Question: did a being a tramp used to be a good thing? Cause I mean, I’m listening and I can only say she sounds like a good egg. She doesn’t come late to the theatre! She doesn’t gossip! She also just does not bother with the people she hates, so… I don’t know guys, I think she sounds great.
I’m pretty sure the pair above are Topi, spotted on a drive through Akagera national park, our very own safari site in north/eastern Rwanda, on the border of Tanzania. I decided to start posting here again because I’m really starting to limit my time on le social networks.
Facebook, the big Faceyb, is probably actually the easier to limit, in a way, because a lot of my feed was reposts of Instagram photos, memes I’d seen on Twitter, and the odd interesting link or cute video. And a ton of ads for stuff. HEY I SEE YOU’RE MARRIED NOW HERE’S AN AD ABOUT HOW HAVING BABIES SHATTERS YOUR PELVIC FLOOR AND ALSO PREGNANCY TESTS.
The harder thing about logging out of Facebook for longer periods is knowing you’re missing the occasional big announcement or birthday…but I finally put all my favourite people’s birthdays in my calendar and our close-close folks usually text us anyway when something is going down, so really, am I actually going to miss something, or am I just scared I will?
Twitter I said buh-bye to and deleted my account a few weeks ago. The only thing I miss is the occasional ridiculous witticism from my mates – because let’s face it, you don’t text someone to tell them you just faceplanted in the tube but you’ll probably tweet it to a few hundred strangers – and the ease of article discovery. Also sometimes you’d ask the hive mind about something and they’d point you in the direction of the random thing you needed. So yeah, I do miss that a bit. But hey…whatsapp.

» **Set task 1**:
Retype the stretch of the passage on cutting back on social media from "The harder thing" through "bit. But hey…whatsapp.".

» **Dataset excerpts**:
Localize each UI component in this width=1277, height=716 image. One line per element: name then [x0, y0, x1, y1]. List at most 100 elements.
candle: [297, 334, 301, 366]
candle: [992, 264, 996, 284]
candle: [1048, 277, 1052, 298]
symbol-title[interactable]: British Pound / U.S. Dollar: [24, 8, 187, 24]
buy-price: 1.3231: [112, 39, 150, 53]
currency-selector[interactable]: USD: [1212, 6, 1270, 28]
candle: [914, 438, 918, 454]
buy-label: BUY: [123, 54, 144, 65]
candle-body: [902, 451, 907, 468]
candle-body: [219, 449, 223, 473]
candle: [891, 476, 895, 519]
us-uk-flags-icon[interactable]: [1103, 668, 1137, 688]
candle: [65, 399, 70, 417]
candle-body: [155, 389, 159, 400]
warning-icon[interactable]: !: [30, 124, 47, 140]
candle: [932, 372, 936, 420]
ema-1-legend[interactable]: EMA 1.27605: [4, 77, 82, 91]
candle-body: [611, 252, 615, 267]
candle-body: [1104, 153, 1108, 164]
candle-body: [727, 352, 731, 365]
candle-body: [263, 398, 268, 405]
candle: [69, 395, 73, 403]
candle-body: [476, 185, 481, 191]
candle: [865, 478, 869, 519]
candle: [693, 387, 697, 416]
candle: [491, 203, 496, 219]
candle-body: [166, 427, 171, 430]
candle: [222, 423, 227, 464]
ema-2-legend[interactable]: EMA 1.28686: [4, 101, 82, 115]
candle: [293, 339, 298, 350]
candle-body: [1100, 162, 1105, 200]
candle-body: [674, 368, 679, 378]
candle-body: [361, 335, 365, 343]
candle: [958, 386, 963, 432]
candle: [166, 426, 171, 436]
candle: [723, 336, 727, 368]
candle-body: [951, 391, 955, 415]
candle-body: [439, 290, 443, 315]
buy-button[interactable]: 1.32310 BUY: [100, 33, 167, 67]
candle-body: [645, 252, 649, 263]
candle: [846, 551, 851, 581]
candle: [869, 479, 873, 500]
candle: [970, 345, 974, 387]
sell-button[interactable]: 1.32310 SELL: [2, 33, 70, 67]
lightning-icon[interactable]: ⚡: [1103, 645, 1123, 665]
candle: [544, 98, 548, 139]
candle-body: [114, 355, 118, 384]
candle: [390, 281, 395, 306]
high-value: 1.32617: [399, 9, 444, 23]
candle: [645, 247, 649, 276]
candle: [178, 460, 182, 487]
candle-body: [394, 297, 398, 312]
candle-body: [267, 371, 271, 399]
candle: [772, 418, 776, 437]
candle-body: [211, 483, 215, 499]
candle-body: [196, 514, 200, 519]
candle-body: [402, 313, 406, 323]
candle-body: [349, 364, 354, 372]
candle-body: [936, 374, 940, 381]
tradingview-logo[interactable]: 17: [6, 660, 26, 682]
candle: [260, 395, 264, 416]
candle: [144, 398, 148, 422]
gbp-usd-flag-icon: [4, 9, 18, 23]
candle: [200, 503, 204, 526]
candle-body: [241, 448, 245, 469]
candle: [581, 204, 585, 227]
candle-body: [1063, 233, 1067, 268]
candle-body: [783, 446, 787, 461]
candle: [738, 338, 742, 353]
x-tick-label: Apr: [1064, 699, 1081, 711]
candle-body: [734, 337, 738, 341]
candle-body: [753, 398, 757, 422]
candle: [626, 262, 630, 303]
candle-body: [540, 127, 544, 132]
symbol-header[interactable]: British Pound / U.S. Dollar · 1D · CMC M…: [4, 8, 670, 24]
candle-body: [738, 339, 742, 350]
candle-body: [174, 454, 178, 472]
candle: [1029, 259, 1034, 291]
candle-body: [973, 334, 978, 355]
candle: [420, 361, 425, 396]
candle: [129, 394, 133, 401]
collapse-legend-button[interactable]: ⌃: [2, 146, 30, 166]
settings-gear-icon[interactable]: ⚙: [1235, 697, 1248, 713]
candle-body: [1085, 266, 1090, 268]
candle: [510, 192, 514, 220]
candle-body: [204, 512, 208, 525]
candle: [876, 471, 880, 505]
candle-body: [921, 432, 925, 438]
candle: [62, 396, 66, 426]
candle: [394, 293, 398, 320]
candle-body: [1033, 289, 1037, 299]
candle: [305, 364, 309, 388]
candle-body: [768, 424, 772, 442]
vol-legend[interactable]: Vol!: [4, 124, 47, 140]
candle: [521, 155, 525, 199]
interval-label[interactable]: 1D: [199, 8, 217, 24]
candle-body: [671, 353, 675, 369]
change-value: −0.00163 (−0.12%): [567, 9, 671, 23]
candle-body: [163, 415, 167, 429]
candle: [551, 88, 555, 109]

» **Set task 2**:
Echo the records from their first line through the line containing "ema-1-legend[interactable]: EMA 1.27605: [4, 77, 82, 91]", with both ends included.

» **Worked solution 1**:
The harder thing about logging out of Facebook for longer periods is knowing you’re missing the occasional big announcement or birthday…but I finally put all my favourite people’s birthdays in my calendar and our close-close folks usually text us anyway when something is going down, so really, am I actually going to miss something, or am I just scared I will?
Twitter I said buh-bye to and deleted my account a few weeks ago. The only thing I miss is the occasional ridiculous witticism from my mates – because let’s face it, you don’t text someone to tell them you just faceplanted in the tube but you’ll probably tweet it to a few hundred strangers – and the ease of article discovery. Also sometimes you’d ask the hive mind about something and they’d point you in the direction of the random thing you needed. So yeah, I do miss that a bit. But hey…whatsapp.

» **Worked solution 2**:
Localize each UI component in this width=1277, height=716 image. One line per element: name then [x0, y0, x1, y1]. List at most 100 elements.
candle: [297, 334, 301, 366]
candle: [992, 264, 996, 284]
candle: [1048, 277, 1052, 298]
symbol-title[interactable]: British Pound / U.S. Dollar: [24, 8, 187, 24]
buy-price: 1.3231: [112, 39, 150, 53]
currency-selector[interactable]: USD: [1212, 6, 1270, 28]
candle: [914, 438, 918, 454]
buy-label: BUY: [123, 54, 144, 65]
candle-body: [902, 451, 907, 468]
candle-body: [219, 449, 223, 473]
candle: [891, 476, 895, 519]
us-uk-flags-icon[interactable]: [1103, 668, 1137, 688]
candle: [65, 399, 70, 417]
candle-body: [155, 389, 159, 400]
warning-icon[interactable]: !: [30, 124, 47, 140]
candle: [932, 372, 936, 420]
ema-1-legend[interactable]: EMA 1.27605: [4, 77, 82, 91]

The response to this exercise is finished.